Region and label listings
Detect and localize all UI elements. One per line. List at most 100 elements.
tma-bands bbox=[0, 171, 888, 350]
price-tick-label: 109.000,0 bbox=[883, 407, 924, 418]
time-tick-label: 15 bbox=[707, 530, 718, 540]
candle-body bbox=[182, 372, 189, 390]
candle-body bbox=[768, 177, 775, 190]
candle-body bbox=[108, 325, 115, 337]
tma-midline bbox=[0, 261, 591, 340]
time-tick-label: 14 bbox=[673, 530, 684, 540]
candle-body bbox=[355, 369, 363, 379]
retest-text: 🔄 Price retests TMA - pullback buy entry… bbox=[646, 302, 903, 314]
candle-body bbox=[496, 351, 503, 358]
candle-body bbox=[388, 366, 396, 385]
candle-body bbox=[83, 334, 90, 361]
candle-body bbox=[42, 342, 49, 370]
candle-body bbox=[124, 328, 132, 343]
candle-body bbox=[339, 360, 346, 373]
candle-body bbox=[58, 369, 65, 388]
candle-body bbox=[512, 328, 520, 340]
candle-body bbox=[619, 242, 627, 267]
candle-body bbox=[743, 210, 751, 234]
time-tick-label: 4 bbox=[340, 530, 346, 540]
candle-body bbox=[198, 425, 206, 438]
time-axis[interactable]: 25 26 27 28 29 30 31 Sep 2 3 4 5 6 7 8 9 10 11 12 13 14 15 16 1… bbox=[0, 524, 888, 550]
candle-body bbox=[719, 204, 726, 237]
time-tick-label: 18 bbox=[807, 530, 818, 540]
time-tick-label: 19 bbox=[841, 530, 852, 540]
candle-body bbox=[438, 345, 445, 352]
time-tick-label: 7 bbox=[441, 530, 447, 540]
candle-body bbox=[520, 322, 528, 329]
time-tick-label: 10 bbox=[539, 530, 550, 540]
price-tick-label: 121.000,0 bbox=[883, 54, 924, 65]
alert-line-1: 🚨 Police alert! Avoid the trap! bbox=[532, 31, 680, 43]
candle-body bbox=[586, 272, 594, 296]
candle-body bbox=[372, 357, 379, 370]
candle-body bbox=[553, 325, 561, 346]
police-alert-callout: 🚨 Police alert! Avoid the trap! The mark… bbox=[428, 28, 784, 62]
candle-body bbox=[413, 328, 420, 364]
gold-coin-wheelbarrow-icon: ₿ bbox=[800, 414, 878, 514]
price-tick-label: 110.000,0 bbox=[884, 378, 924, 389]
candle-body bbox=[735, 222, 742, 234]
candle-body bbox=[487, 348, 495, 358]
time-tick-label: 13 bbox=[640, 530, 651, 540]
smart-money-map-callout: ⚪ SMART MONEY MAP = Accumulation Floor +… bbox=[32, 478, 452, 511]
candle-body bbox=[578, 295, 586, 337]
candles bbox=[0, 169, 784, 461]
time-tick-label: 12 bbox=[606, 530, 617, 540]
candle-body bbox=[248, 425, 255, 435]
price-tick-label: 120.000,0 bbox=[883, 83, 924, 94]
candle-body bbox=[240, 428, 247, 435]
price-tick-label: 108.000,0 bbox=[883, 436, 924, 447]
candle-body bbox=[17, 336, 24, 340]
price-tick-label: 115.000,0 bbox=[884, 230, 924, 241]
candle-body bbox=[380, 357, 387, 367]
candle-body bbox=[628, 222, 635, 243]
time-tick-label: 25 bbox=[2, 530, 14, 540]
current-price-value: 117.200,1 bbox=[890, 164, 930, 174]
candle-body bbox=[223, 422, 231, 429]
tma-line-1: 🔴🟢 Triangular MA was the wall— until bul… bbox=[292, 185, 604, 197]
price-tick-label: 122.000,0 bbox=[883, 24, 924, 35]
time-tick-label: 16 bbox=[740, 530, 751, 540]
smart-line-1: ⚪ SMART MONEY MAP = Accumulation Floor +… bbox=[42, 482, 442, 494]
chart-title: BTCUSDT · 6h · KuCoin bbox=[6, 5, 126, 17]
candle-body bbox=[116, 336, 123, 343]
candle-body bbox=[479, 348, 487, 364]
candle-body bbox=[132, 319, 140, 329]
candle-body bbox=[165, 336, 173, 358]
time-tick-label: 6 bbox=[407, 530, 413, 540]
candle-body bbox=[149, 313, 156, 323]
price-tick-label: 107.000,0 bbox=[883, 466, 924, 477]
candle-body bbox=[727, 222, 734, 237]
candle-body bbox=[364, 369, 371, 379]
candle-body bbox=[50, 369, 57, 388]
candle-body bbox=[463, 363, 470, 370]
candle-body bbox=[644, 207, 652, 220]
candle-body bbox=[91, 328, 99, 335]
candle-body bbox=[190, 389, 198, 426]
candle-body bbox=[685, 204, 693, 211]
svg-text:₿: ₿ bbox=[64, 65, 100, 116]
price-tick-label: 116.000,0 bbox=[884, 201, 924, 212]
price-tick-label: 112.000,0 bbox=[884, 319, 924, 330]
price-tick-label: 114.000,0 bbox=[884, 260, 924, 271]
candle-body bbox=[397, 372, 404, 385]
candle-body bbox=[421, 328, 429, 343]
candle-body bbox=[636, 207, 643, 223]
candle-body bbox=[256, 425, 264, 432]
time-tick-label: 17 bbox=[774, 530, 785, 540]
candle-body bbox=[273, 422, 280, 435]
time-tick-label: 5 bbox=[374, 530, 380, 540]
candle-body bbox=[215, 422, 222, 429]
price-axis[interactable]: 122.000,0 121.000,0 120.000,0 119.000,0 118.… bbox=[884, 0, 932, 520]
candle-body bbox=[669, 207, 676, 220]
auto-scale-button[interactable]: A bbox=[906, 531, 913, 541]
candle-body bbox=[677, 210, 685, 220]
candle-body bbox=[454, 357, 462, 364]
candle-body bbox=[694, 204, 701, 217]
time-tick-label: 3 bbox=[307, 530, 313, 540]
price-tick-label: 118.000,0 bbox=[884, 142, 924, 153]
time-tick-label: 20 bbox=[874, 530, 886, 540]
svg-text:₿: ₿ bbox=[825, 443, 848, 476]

#### [PROBLEM DETAILS]
Copy out the listing again, replacing each "candle-body" with "candle-rect" and leaving everything else unchanged.

#### [EXERCISE OUTPUT]
Detect and localize all UI elements. One per line. List at most 100 elements.
tma-bands bbox=[0, 171, 888, 350]
price-tick-label: 109.000,0 bbox=[883, 407, 924, 418]
time-tick-label: 15 bbox=[707, 530, 718, 540]
candle-rect bbox=[182, 372, 189, 390]
candle-rect bbox=[768, 177, 775, 190]
candle-rect bbox=[108, 325, 115, 337]
tma-midline bbox=[0, 261, 591, 340]
time-tick-label: 14 bbox=[673, 530, 684, 540]
candle-rect bbox=[355, 369, 363, 379]
retest-text: 🔄 Price retests TMA - pullback buy entry… bbox=[646, 302, 903, 314]
candle-rect bbox=[496, 351, 503, 358]
candle-rect bbox=[388, 366, 396, 385]
candle-rect bbox=[83, 334, 90, 361]
candle-rect bbox=[42, 342, 49, 370]
candle-rect bbox=[124, 328, 132, 343]
candle-rect bbox=[339, 360, 346, 373]
candle-rect bbox=[58, 369, 65, 388]
candle-rect bbox=[512, 328, 520, 340]
candle-rect bbox=[619, 242, 627, 267]
candle-rect bbox=[743, 210, 751, 234]
time-tick-label: 4 bbox=[340, 530, 346, 540]
candle-rect bbox=[198, 425, 206, 438]
time-axis[interactable]: 25 26 27 28 29 30 31 Sep 2 3 4 5 6 7 8 9 10 11 12 13 14 15 16 1… bbox=[0, 524, 888, 550]
candle-rect bbox=[719, 204, 726, 237]
time-tick-label: 18 bbox=[807, 530, 818, 540]
time-tick-label: 19 bbox=[841, 530, 852, 540]
candle-rect bbox=[438, 345, 445, 352]
time-tick-label: 7 bbox=[441, 530, 447, 540]
candle-rect bbox=[520, 322, 528, 329]
time-tick-label: 10 bbox=[539, 530, 550, 540]
price-tick-label: 121.000,0 bbox=[883, 54, 924, 65]
alert-line-1: 🚨 Police alert! Avoid the trap! bbox=[532, 31, 680, 43]
candle-rect bbox=[586, 272, 594, 296]
candle-rect bbox=[372, 357, 379, 370]
candle-rect bbox=[553, 325, 561, 346]
police-alert-callout: 🚨 Police alert! Avoid the trap! The mark… bbox=[428, 28, 784, 62]
candle-rect bbox=[413, 328, 420, 364]
gold-coin-wheelbarrow-icon: ₿ bbox=[800, 414, 878, 514]
price-tick-label: 110.000,0 bbox=[884, 378, 924, 389]
candle-rect bbox=[735, 222, 742, 234]
candle-rect bbox=[487, 348, 495, 358]
time-tick-label: 13 bbox=[640, 530, 651, 540]
smart-money-map-callout: ⚪ SMART MONEY MAP = Accumulation Floor +… bbox=[32, 478, 452, 511]
candle-rect bbox=[578, 295, 586, 337]
candles bbox=[0, 169, 784, 461]
time-tick-label: 12 bbox=[606, 530, 617, 540]
candle-rect bbox=[248, 425, 255, 435]
price-tick-label: 120.000,0 bbox=[883, 83, 924, 94]
candle-rect bbox=[240, 428, 247, 435]
price-tick-label: 108.000,0 bbox=[883, 436, 924, 447]
candle-rect bbox=[17, 336, 24, 340]
price-tick-label: 115.000,0 bbox=[884, 230, 924, 241]
candle-rect bbox=[380, 357, 387, 367]
candle-rect bbox=[628, 222, 635, 243]
time-tick-label: 25 bbox=[2, 530, 14, 540]
current-price-value: 117.200,1 bbox=[890, 164, 930, 174]
candle-rect bbox=[223, 422, 231, 429]
tma-line-1: 🔴🟢 Triangular MA was the wall— until bul… bbox=[292, 185, 604, 197]
price-tick-label: 122.000,0 bbox=[883, 24, 924, 35]
time-tick-label: 16 bbox=[740, 530, 751, 540]
smart-line-1: ⚪ SMART MONEY MAP = Accumulation Floor +… bbox=[42, 482, 442, 494]
chart-title: BTCUSDT · 6h · KuCoin bbox=[6, 5, 126, 17]
candle-rect bbox=[116, 336, 123, 343]
candle-rect bbox=[479, 348, 487, 364]
candle-rect bbox=[132, 319, 140, 329]
candle-rect bbox=[165, 336, 173, 358]
time-tick-label: 6 bbox=[407, 530, 413, 540]
candle-rect bbox=[149, 313, 156, 323]
price-tick-label: 107.000,0 bbox=[883, 466, 924, 477]
candle-rect bbox=[727, 222, 734, 237]
candle-rect bbox=[364, 369, 371, 379]
candle-rect bbox=[50, 369, 57, 388]
candle-rect bbox=[463, 363, 470, 370]
candle-rect bbox=[644, 207, 652, 220]
candle-rect bbox=[91, 328, 99, 335]
candle-rect bbox=[190, 389, 198, 426]
candle-rect bbox=[685, 204, 693, 211]
svg-text:₿: ₿ bbox=[64, 65, 100, 116]
price-tick-label: 116.000,0 bbox=[884, 201, 924, 212]
price-tick-label: 112.000,0 bbox=[884, 319, 924, 330]
price-tick-label: 114.000,0 bbox=[884, 260, 924, 271]
candle-rect bbox=[397, 372, 404, 385]
candle-rect bbox=[421, 328, 429, 343]
candle-rect bbox=[636, 207, 643, 223]
candle-rect bbox=[256, 425, 264, 432]
time-tick-label: 17 bbox=[774, 530, 785, 540]
candle-rect bbox=[273, 422, 280, 435]
time-tick-label: 5 bbox=[374, 530, 380, 540]
candle-rect bbox=[215, 422, 222, 429]
price-axis[interactable]: 122.000,0 121.000,0 120.000,0 119.000,0 118.… bbox=[884, 0, 932, 520]
candle-rect bbox=[669, 207, 676, 220]
auto-scale-button[interactable]: A bbox=[906, 531, 913, 541]
candle-rect bbox=[677, 210, 685, 220]
candle-rect bbox=[454, 357, 462, 364]
candle-rect bbox=[694, 204, 701, 217]
time-tick-label: 3 bbox=[307, 530, 313, 540]
price-tick-label: 118.000,0 bbox=[884, 142, 924, 153]
time-tick-label: 20 bbox=[874, 530, 886, 540]
svg-text:₿: ₿ bbox=[825, 443, 848, 476]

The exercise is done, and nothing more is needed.